TASK REQUIREMENTS:
Every line below must be reproduced exactly. Copy them all.

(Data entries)
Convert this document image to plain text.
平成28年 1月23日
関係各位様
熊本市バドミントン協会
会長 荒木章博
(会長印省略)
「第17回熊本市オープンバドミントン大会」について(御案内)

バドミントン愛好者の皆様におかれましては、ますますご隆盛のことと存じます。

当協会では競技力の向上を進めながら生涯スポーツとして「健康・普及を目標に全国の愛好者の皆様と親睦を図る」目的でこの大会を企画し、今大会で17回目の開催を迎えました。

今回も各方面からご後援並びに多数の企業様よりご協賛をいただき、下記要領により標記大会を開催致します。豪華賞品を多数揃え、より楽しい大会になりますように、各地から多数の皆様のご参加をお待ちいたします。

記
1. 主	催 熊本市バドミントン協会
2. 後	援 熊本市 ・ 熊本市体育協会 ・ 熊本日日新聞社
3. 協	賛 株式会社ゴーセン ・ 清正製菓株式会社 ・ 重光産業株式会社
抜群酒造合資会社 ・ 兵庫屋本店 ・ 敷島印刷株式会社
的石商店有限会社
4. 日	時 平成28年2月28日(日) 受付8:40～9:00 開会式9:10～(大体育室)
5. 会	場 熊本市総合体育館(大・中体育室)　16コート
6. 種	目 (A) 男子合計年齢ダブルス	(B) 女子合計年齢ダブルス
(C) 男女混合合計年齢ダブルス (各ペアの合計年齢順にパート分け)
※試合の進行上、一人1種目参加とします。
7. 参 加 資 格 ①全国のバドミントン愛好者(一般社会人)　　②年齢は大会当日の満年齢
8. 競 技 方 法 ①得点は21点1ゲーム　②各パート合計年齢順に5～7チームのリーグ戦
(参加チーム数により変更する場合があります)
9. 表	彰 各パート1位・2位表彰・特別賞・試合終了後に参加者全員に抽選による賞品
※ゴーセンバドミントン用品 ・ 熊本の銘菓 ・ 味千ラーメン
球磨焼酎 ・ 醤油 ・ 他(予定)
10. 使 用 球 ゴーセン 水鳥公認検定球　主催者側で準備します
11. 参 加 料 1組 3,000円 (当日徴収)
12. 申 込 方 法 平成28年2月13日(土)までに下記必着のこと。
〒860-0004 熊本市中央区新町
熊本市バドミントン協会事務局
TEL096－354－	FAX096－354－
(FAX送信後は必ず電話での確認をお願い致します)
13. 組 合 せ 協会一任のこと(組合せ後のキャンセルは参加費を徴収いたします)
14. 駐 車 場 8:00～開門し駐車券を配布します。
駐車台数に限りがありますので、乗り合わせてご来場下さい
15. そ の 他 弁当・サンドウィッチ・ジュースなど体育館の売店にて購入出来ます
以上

EXERCISE RESPONSE:
Convert this document image to plain text.
平成28年 1月23日
関係各位様
熊本市バドミントン協会
会長 荒木章博
(会長印省略)
「第17回熊本市オープンバドミントン大会」について(御案内)

バドミントン愛好者の皆様におかれましては、ますますご隆盛のことと存じます。

当協会では競技力の向上を進めながら生涯スポーツとして「健康・普及を目標に全国の愛好者の皆様と親睦を図る」目的でこの大会を企画し、今大会で17回目の開催を迎えました。

今回も各方面からご後援並びに多数の企業様よりご協賛をいただき、下記要領により標記大会を開催致します。豪華賞品を多数揃え、より楽しい大会になりますように、各地から多数の皆様のご参加をお待ちいたします。

記
1. 主	催 熊本市バドミントン協会
2. 後	援 熊本市 ・ 熊本市体育協会 ・ 熊本日日新聞社
3. 協	賛 株式会社ゴーセン ・ 清正製菓株式会社 ・ 重光産業株式会社
抜群酒造合資会社 ・ 兵庫屋本店 ・ 敷島印刷株式会社
的石商店有限会社
4. 日	時 平成28年2月28日(日) 受付8:40～9:00 開会式9:10～(大体育室)
5. 会	場 熊本市総合体育館(大・中体育室)　16コート
6. 種	目 (A) 男子合計年齢ダブルス	(B) 女子合計年齢ダブルス
(C) 男女混合合計年齢ダブルス (各ペアの合計年齢順にパート分け)
※試合の進行上、一人1種目参加とします。
7. 参 加 資 格 ①全国のバドミントン愛好者(一般社会人)　　②年齢は大会当日の満年齢
8. 競 技 方 法 ①得点は21点1ゲーム　②各パート合計年齢順に5～7チームのリーグ戦
(参加チーム数により変更する場合があります)
9. 表	彰 各パート1位・2位表彰・特別賞・試合終了後に参加者全員に抽選による賞品
※ゴーセンバドミントン用品 ・ 熊本の銘菓 ・ 味千ラーメン
球磨焼酎 ・ 醤油 ・ 他(予定)
10. 使 用 球 ゴーセン 水鳥公認検定球　主催者側で準備します
11. 参 加 料 1組 3,000円 (当日徴収)
12. 申 込 方 法 平成28年2月13日(土)までに下記必着のこと。
〒860-0004 熊本市中央区新町
熊本市バドミントン協会事務局
TEL096－354－	FAX096－354－
(FAX送信後は必ず電話での確認をお願い致します)
13. 組 合 せ 協会一任のこと(組合せ後のキャンセルは参加費を徴収いたします)
14. 駐 車 場 8:00～開門し駐車券を配布します。
駐車台数に限りがありますので、乗り合わせてご来場下さい
15. そ の 他 弁当・サンドウィッチ・ジュースなど体育館の売店にて購入出来ます
以上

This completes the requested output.